• Problem description: Below are records to repeat exactly. Omit the pictures from the copy.

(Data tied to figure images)

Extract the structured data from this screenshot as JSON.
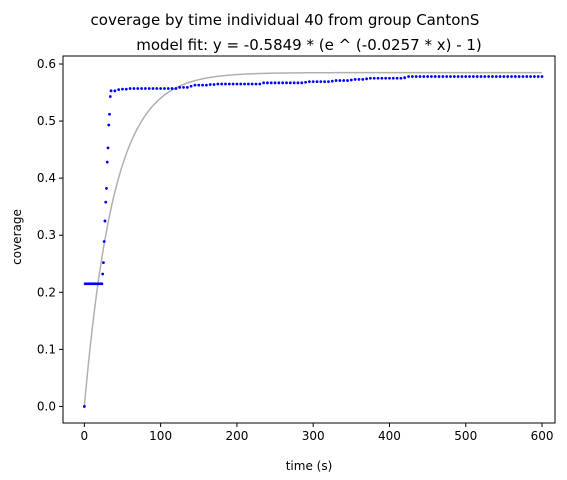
{
  "chart_data": {
    "type": "scatter",
    "title": "coverage by time individual 40 from group CantonS",
    "subtitle": "model fit: y = -0.5849 * (e ^ (-0.0257 * x) - 1)",
    "xlabel": "time (s)",
    "ylabel": "coverage",
    "xlim": [
      -28,
      617
    ],
    "ylim": [
      -0.029,
      0.614
    ],
    "x_ticks": [
      0,
      100,
      200,
      300,
      400,
      500,
      600
    ],
    "y_ticks": [
      0.0,
      0.1,
      0.2,
      0.3,
      0.4,
      0.5,
      0.6
    ],
    "grid": false,
    "model": {
      "a": 0.5849,
      "b": 0.0257,
      "x_range": [
        0,
        600
      ],
      "color": "#b0b0b0"
    },
    "series": [
      {
        "color": "#0000ff",
        "points": [
          [
            0,
            0.0
          ],
          [
            1,
            0.215
          ],
          [
            3,
            0.215
          ],
          [
            5,
            0.215
          ],
          [
            7,
            0.215
          ],
          [
            9,
            0.215
          ],
          [
            11,
            0.215
          ],
          [
            13,
            0.215
          ],
          [
            15,
            0.215
          ],
          [
            17,
            0.215
          ],
          [
            19,
            0.215
          ],
          [
            21,
            0.215
          ],
          [
            23,
            0.215
          ],
          [
            24,
            0.232
          ],
          [
            25,
            0.252
          ],
          [
            26,
            0.289
          ],
          [
            27,
            0.325
          ],
          [
            28,
            0.358
          ],
          [
            29,
            0.382
          ],
          [
            30,
            0.428
          ],
          [
            31,
            0.453
          ],
          [
            32,
            0.493
          ],
          [
            33,
            0.512
          ],
          [
            34,
            0.543
          ],
          [
            35,
            0.553
          ],
          [
            40,
            0.553
          ],
          [
            45,
            0.555
          ],
          [
            50,
            0.556
          ],
          [
            55,
            0.556
          ],
          [
            60,
            0.557
          ],
          [
            65,
            0.557
          ],
          [
            70,
            0.557
          ],
          [
            75,
            0.557
          ],
          [
            80,
            0.557
          ],
          [
            85,
            0.557
          ],
          [
            90,
            0.557
          ],
          [
            95,
            0.557
          ],
          [
            100,
            0.557
          ],
          [
            105,
            0.557
          ],
          [
            110,
            0.557
          ],
          [
            115,
            0.557
          ],
          [
            120,
            0.557
          ],
          [
            125,
            0.559
          ],
          [
            130,
            0.559
          ],
          [
            135,
            0.559
          ],
          [
            140,
            0.561
          ],
          [
            145,
            0.563
          ],
          [
            150,
            0.563
          ],
          [
            155,
            0.563
          ],
          [
            160,
            0.563
          ],
          [
            165,
            0.564
          ],
          [
            170,
            0.564
          ],
          [
            175,
            0.565
          ],
          [
            180,
            0.565
          ],
          [
            185,
            0.565
          ],
          [
            190,
            0.565
          ],
          [
            195,
            0.565
          ],
          [
            200,
            0.565
          ],
          [
            205,
            0.565
          ],
          [
            210,
            0.565
          ],
          [
            215,
            0.565
          ],
          [
            220,
            0.565
          ],
          [
            225,
            0.565
          ],
          [
            230,
            0.565
          ],
          [
            235,
            0.567
          ],
          [
            240,
            0.567
          ],
          [
            245,
            0.567
          ],
          [
            250,
            0.567
          ],
          [
            255,
            0.567
          ],
          [
            260,
            0.567
          ],
          [
            265,
            0.567
          ],
          [
            270,
            0.567
          ],
          [
            275,
            0.567
          ],
          [
            280,
            0.567
          ],
          [
            285,
            0.567
          ],
          [
            290,
            0.568
          ],
          [
            295,
            0.569
          ],
          [
            300,
            0.569
          ],
          [
            305,
            0.569
          ],
          [
            310,
            0.569
          ],
          [
            315,
            0.569
          ],
          [
            320,
            0.569
          ],
          [
            325,
            0.57
          ],
          [
            330,
            0.571
          ],
          [
            335,
            0.571
          ],
          [
            340,
            0.571
          ],
          [
            345,
            0.571
          ],
          [
            350,
            0.572
          ],
          [
            355,
            0.573
          ],
          [
            360,
            0.573
          ],
          [
            365,
            0.573
          ],
          [
            370,
            0.574
          ],
          [
            375,
            0.575
          ],
          [
            380,
            0.575
          ],
          [
            385,
            0.575
          ],
          [
            390,
            0.575
          ],
          [
            395,
            0.575
          ],
          [
            400,
            0.575
          ],
          [
            405,
            0.575
          ],
          [
            410,
            0.575
          ],
          [
            415,
            0.575
          ],
          [
            420,
            0.576
          ],
          [
            425,
            0.578
          ],
          [
            430,
            0.578
          ],
          [
            435,
            0.578
          ],
          [
            440,
            0.578
          ],
          [
            445,
            0.578
          ],
          [
            450,
            0.578
          ],
          [
            455,
            0.578
          ],
          [
            460,
            0.578
          ],
          [
            465,
            0.578
          ],
          [
            470,
            0.578
          ],
          [
            475,
            0.578
          ],
          [
            480,
            0.578
          ],
          [
            485,
            0.578
          ],
          [
            490,
            0.578
          ],
          [
            495,
            0.578
          ],
          [
            500,
            0.578
          ],
          [
            505,
            0.578
          ],
          [
            510,
            0.578
          ],
          [
            515,
            0.578
          ],
          [
            520,
            0.578
          ],
          [
            525,
            0.578
          ],
          [
            530,
            0.578
          ],
          [
            535,
            0.578
          ],
          [
            540,
            0.578
          ],
          [
            545,
            0.578
          ],
          [
            550,
            0.578
          ],
          [
            555,
            0.578
          ],
          [
            560,
            0.578
          ],
          [
            565,
            0.578
          ],
          [
            570,
            0.578
          ],
          [
            575,
            0.578
          ],
          [
            580,
            0.578
          ],
          [
            585,
            0.578
          ],
          [
            590,
            0.578
          ],
          [
            595,
            0.578
          ],
          [
            600,
            0.578
          ]
        ]
      }
    ]
  }
}
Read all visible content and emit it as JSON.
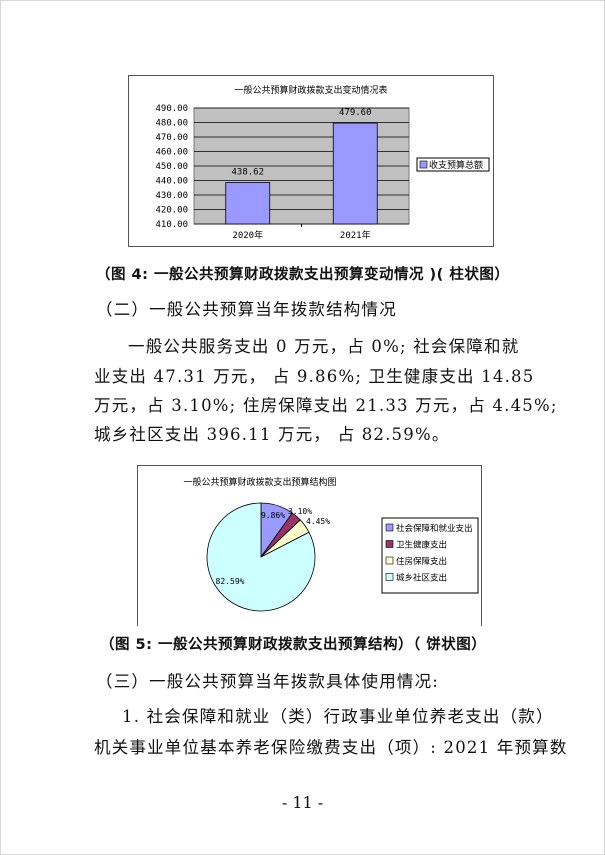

• Answer for the task:
Extract the structured data from this screenshot as JSON.
{
  "chart_data": {
    "type": "scatter",
    "title": "coverage by time individual 40 from group CantonS",
    "subtitle": "model fit: y = -0.5849 * (e ^ (-0.0257 * x) - 1)",
    "xlabel": "time (s)",
    "ylabel": "coverage",
    "xlim": [
      -28,
      617
    ],
    "ylim": [
      -0.029,
      0.614
    ],
    "x_ticks": [
      0,
      100,
      200,
      300,
      400,
      500,
      600
    ],
    "y_ticks": [
      0.0,
      0.1,
      0.2,
      0.3,
      0.4,
      0.5,
      0.6
    ],
    "grid": false,
    "model": {
      "a": 0.5849,
      "b": 0.0257,
      "x_range": [
        0,
        600
      ],
      "color": "#b0b0b0"
    },
    "series": [
      {
        "color": "#0000ff",
        "points": [
          [
            0,
            0.0
          ],
          [
            1,
            0.215
          ],
          [
            3,
            0.215
          ],
          [
            5,
            0.215
          ],
          [
            7,
            0.215
          ],
          [
            9,
            0.215
          ],
          [
            11,
            0.215
          ],
          [
            13,
            0.215
          ],
          [
            15,
            0.215
          ],
          [
            17,
            0.215
          ],
          [
            19,
            0.215
          ],
          [
            21,
            0.215
          ],
          [
            23,
            0.215
          ],
          [
            24,
            0.232
          ],
          [
            25,
            0.252
          ],
          [
            26,
            0.289
          ],
          [
            27,
            0.325
          ],
          [
            28,
            0.358
          ],
          [
            29,
            0.382
          ],
          [
            30,
            0.428
          ],
          [
            31,
            0.453
          ],
          [
            32,
            0.493
          ],
          [
            33,
            0.512
          ],
          [
            34,
            0.543
          ],
          [
            35,
            0.553
          ],
          [
            40,
            0.553
          ],
          [
            45,
            0.555
          ],
          [
            50,
            0.556
          ],
          [
            55,
            0.556
          ],
          [
            60,
            0.557
          ],
          [
            65,
            0.557
          ],
          [
            70,
            0.557
          ],
          [
            75,
            0.557
          ],
          [
            80,
            0.557
          ],
          [
            85,
            0.557
          ],
          [
            90,
            0.557
          ],
          [
            95,
            0.557
          ],
          [
            100,
            0.557
          ],
          [
            105,
            0.557
          ],
          [
            110,
            0.557
          ],
          [
            115,
            0.557
          ],
          [
            120,
            0.557
          ],
          [
            125,
            0.559
          ],
          [
            130,
            0.559
          ],
          [
            135,
            0.559
          ],
          [
            140,
            0.561
          ],
          [
            145,
            0.563
          ],
          [
            150,
            0.563
          ],
          [
            155,
            0.563
          ],
          [
            160,
            0.563
          ],
          [
            165,
            0.564
          ],
          [
            170,
            0.564
          ],
          [
            175,
            0.565
          ],
          [
            180,
            0.565
          ],
          [
            185,
            0.565
          ],
          [
            190,
            0.565
          ],
          [
            195,
            0.565
          ],
          [
            200,
            0.565
          ],
          [
            205,
            0.565
          ],
          [
            210,
            0.565
          ],
          [
            215,
            0.565
          ],
          [
            220,
            0.565
          ],
          [
            225,
            0.565
          ],
          [
            230,
            0.565
          ],
          [
            235,
            0.567
          ],
          [
            240,
            0.567
          ],
          [
            245,
            0.567
          ],
          [
            250,
            0.567
          ],
          [
            255,
            0.567
          ],
          [
            260,
            0.567
          ],
          [
            265,
            0.567
          ],
          [
            270,
            0.567
          ],
          [
            275,
            0.567
          ],
          [
            280,
            0.567
          ],
          [
            285,
            0.567
          ],
          [
            290,
            0.568
          ],
          [
            295,
            0.569
          ],
          [
            300,
            0.569
          ],
          [
            305,
            0.569
          ],
          [
            310,
            0.569
          ],
          [
            315,
            0.569
          ],
          [
            320,
            0.569
          ],
          [
            325,
            0.57
          ],
          [
            330,
            0.571
          ],
          [
            335,
            0.571
          ],
          [
            340,
            0.571
          ],
          [
            345,
            0.571
          ],
          [
            350,
            0.572
          ],
          [
            355,
            0.573
          ],
          [
            360,
            0.573
          ],
          [
            365,
            0.573
          ],
          [
            370,
            0.574
          ],
          [
            375,
            0.575
          ],
          [
            380,
            0.575
          ],
          [
            385,
            0.575
          ],
          [
            390,
            0.575
          ],
          [
            395,
            0.575
          ],
          [
            400,
            0.575
          ],
          [
            405,
            0.575
          ],
          [
            410,
            0.575
          ],
          [
            415,
            0.575
          ],
          [
            420,
            0.576
          ],
          [
            425,
            0.578
          ],
          [
            430,
            0.578
          ],
          [
            435,
            0.578
          ],
          [
            440,
            0.578
          ],
          [
            445,
            0.578
          ],
          [
            450,
            0.578
          ],
          [
            455,
            0.578
          ],
          [
            460,
            0.578
          ],
          [
            465,
            0.578
          ],
          [
            470,
            0.578
          ],
          [
            475,
            0.578
          ],
          [
            480,
            0.578
          ],
          [
            485,
            0.578
          ],
          [
            490,
            0.578
          ],
          [
            495,
            0.578
          ],
          [
            500,
            0.578
          ],
          [
            505,
            0.578
          ],
          [
            510,
            0.578
          ],
          [
            515,
            0.578
          ],
          [
            520,
            0.578
          ],
          [
            525,
            0.578
          ],
          [
            530,
            0.578
          ],
          [
            535,
            0.578
          ],
          [
            540,
            0.578
          ],
          [
            545,
            0.578
          ],
          [
            550,
            0.578
          ],
          [
            555,
            0.578
          ],
          [
            560,
            0.578
          ],
          [
            565,
            0.578
          ],
          [
            570,
            0.578
          ],
          [
            575,
            0.578
          ],
          [
            580,
            0.578
          ],
          [
            585,
            0.578
          ],
          [
            590,
            0.578
          ],
          [
            595,
            0.578
          ],
          [
            600,
            0.578
          ]
        ]
      }
    ]
  }
}
Read all visible content and emit it as JSON.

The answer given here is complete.